Given exercise a: Copy out the Purple album text below word for word.

Text extract:
---
Studio album by Leslie Clio
- Released: 17 May 2017
- Label: Embassy of Music
- Producer: Olaf Opal

Leslie Clio chronology
| Eureka (2015) | Purple (2017) | Brave New Woman (2022) |

= Purple (Leslie Clio album) =

Purple is the third studio album by German recording artist Leslie Clio. Released on 19 May 2017 in German-speaking Europe, it marked her debut with the Embassy of Music label following her departure from Vertigo Records. Coinciding with Clio's appearance on the fifth season of the reality television series Sing meinen Song – Das Tauschkonzert, the German adaptation of The Best Singers series, a deluxe edition of Purple is expected to be released on 25 May 2018.

==Track listing==
Credits adapted from the liner notes of Purple.
---
Source material:
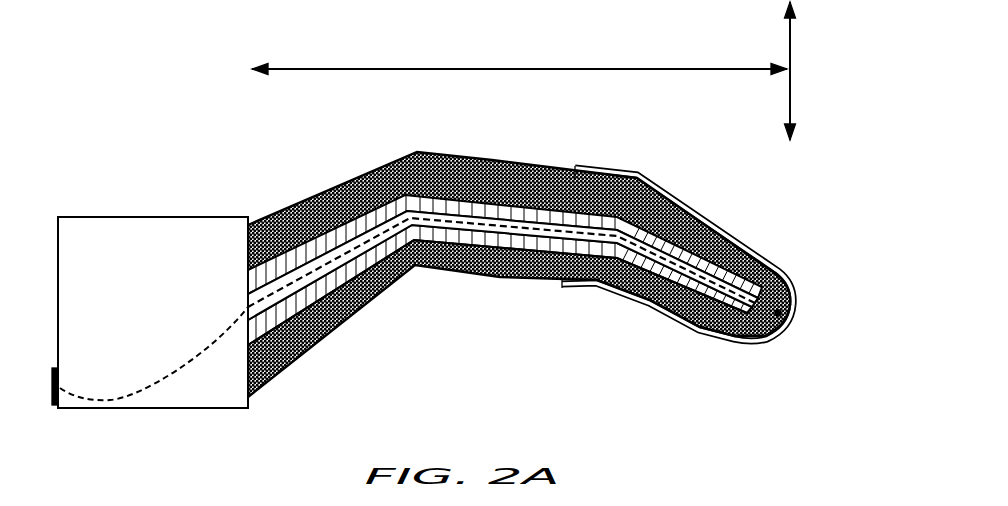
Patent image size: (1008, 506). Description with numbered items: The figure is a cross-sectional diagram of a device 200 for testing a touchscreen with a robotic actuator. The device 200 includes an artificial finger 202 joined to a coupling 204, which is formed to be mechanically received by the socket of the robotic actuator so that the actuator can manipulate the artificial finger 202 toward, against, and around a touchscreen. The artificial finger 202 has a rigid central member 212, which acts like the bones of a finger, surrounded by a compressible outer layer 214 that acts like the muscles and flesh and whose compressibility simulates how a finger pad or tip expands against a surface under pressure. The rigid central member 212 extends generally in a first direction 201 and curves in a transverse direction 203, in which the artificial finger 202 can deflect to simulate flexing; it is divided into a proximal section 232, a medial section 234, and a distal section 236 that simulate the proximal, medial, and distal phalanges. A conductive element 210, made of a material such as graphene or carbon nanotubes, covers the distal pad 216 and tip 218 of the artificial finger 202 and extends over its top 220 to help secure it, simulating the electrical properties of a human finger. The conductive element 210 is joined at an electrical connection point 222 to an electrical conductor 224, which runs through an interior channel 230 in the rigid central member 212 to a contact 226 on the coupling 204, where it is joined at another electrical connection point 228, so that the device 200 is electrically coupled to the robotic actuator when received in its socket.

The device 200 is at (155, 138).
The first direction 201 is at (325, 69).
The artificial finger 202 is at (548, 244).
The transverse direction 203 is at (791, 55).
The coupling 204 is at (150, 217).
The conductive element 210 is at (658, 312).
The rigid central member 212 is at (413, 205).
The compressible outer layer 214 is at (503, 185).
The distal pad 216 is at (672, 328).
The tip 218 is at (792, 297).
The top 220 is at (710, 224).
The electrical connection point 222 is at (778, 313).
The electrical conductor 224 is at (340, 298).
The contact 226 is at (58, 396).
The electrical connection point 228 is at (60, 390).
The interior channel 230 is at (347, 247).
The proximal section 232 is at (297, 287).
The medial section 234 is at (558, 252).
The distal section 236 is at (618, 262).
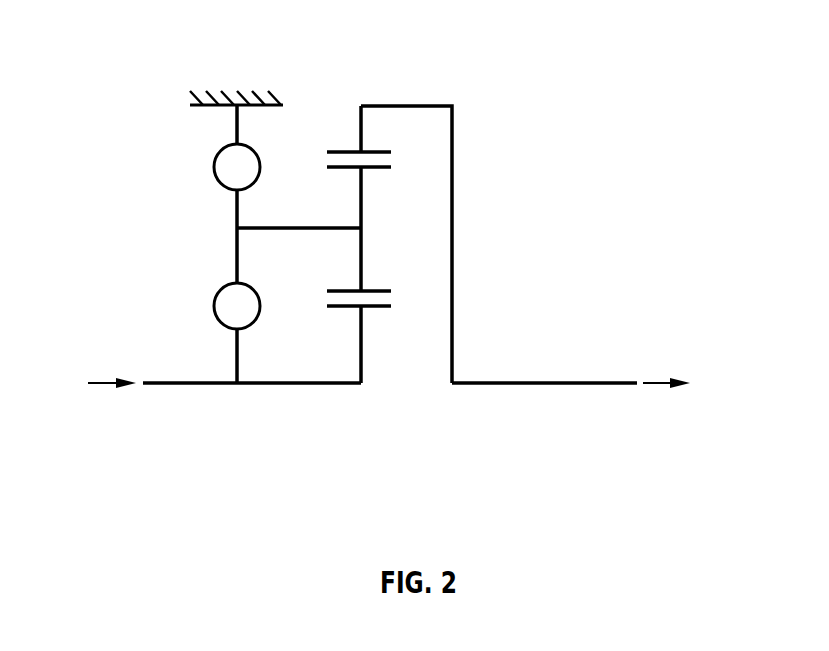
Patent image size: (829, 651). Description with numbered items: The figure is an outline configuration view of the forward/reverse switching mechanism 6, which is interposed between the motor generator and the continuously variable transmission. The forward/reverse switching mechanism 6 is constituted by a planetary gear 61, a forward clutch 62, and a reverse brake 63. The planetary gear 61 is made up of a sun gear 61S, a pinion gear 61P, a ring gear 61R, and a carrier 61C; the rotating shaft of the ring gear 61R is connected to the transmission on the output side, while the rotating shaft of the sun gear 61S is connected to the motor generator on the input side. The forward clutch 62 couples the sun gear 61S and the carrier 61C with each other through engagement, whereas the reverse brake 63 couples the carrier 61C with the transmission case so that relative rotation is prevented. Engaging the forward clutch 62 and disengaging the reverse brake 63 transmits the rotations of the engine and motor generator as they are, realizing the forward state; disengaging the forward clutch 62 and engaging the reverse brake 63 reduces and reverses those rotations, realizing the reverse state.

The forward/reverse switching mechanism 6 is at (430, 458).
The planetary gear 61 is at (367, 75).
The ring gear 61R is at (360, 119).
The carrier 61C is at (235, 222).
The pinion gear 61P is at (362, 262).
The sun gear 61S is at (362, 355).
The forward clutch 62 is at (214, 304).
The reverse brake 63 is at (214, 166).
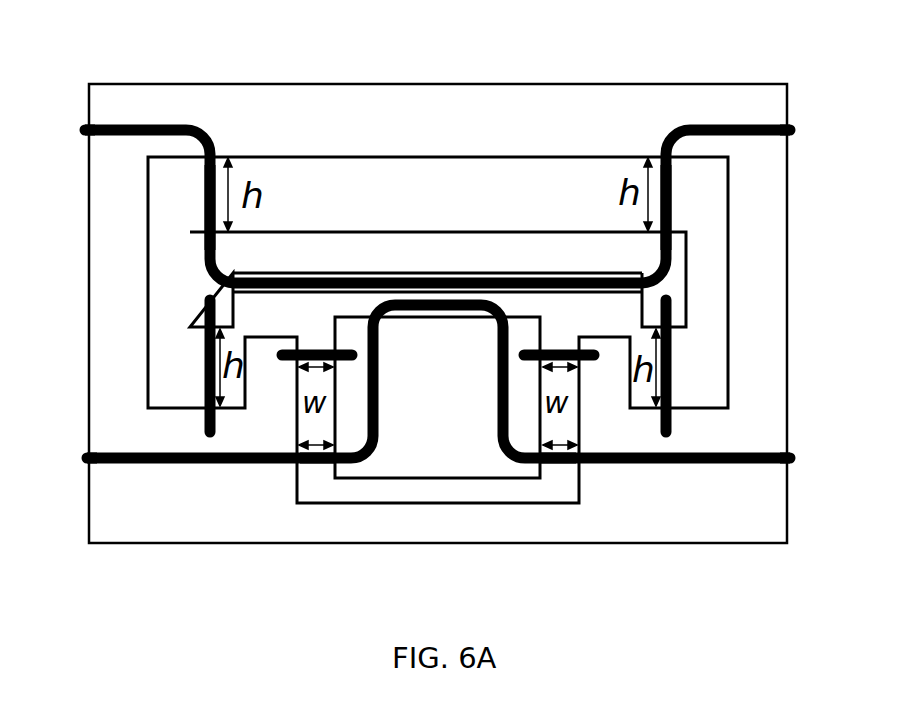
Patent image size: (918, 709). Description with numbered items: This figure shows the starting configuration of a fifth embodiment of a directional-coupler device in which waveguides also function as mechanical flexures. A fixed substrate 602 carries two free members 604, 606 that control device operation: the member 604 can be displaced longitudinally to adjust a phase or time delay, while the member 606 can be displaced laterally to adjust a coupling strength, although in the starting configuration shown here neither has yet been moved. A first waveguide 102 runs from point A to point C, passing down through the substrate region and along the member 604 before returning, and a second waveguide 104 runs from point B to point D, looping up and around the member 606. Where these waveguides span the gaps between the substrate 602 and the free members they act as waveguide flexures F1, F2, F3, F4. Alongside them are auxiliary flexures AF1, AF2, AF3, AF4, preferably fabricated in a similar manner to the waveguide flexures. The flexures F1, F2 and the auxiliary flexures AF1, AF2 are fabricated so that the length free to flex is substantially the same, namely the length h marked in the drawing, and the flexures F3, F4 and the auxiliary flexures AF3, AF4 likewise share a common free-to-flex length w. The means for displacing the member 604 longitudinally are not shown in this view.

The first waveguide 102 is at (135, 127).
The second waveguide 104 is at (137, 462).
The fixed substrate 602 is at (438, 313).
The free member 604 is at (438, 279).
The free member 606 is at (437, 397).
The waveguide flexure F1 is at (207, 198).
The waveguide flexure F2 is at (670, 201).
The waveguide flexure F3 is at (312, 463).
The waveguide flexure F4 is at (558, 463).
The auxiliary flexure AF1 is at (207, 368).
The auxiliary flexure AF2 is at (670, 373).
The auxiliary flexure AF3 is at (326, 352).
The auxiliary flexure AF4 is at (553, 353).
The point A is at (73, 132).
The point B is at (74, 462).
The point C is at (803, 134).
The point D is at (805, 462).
---
Given exercise b: Rewrite everything in the listing from the line containing "Patent image size: (829, 651)." down to the line containing "The planetary gear 61 is at (367, 75).", both included, as a numbered list with the blank lines omitted.

Written response a:
Studio album by Leslie Clio
- Released: 17 May 2017
- Label: Embassy of Music
- Producer: Olaf Opal

Leslie Clio chronology
| Eureka (2015) | Purple (2017) | Brave New Woman (2022) |

= Purple (Leslie Clio album) =

Purple is the third studio album by German recording artist Leslie Clio. Released on 19 May 2017 in German-speaking Europe, it marked her debut with the Embassy of Music label following her departure from Vertigo Records. Coinciding with Clio's appearance on the fifth season of the reality television series Sing meinen Song – Das Tauschkonzert, the German adaptation of The Best Singers series, a deluxe edition of Purple is expected to be released on 25 May 2018.

==Track listing==
Credits adapted from the liner notes of Purple.

Written response b:
1. Patent image size: (829, 651). Description with numbered items: The figure is an outline configuration view of the forward/reverse switching mechanism 6, which is interposed between the motor generator and the continuously variable transmission. The forward/reverse switching mechanism 6 is constituted by a planetary gear 61, a forward clutch 62, and a reverse brake 63. The planetary gear 61 is made up of a sun gear 61S, a pinion gear 61P, a ring gear 61R, and a carrier 61C; the rotating shaft of the ring gear 61R is connected to the transmission on the output side, while the rotating shaft of the sun gear 61S is connected to the motor generator on the input side. The forward clutch 62 couples the sun gear 61S and the carrier 61C with each other through engagement, whereas the reverse brake 63 couples the carrier 61C with the transmission case so that relative rotation is prevented. Engaging the forward clutch 62 and disengaging the reverse brake 63 transmits the rotations of the engine and motor generator as they are, realizing the forward state; disengaging the forward clutch 62 and engaging the reverse brake 63 reduces and reverses those rotations, realizing the reverse state.
2. The forward/reverse switching mechanism 6 is at (430, 458).
3. The planetary gear 61 is at (367, 75).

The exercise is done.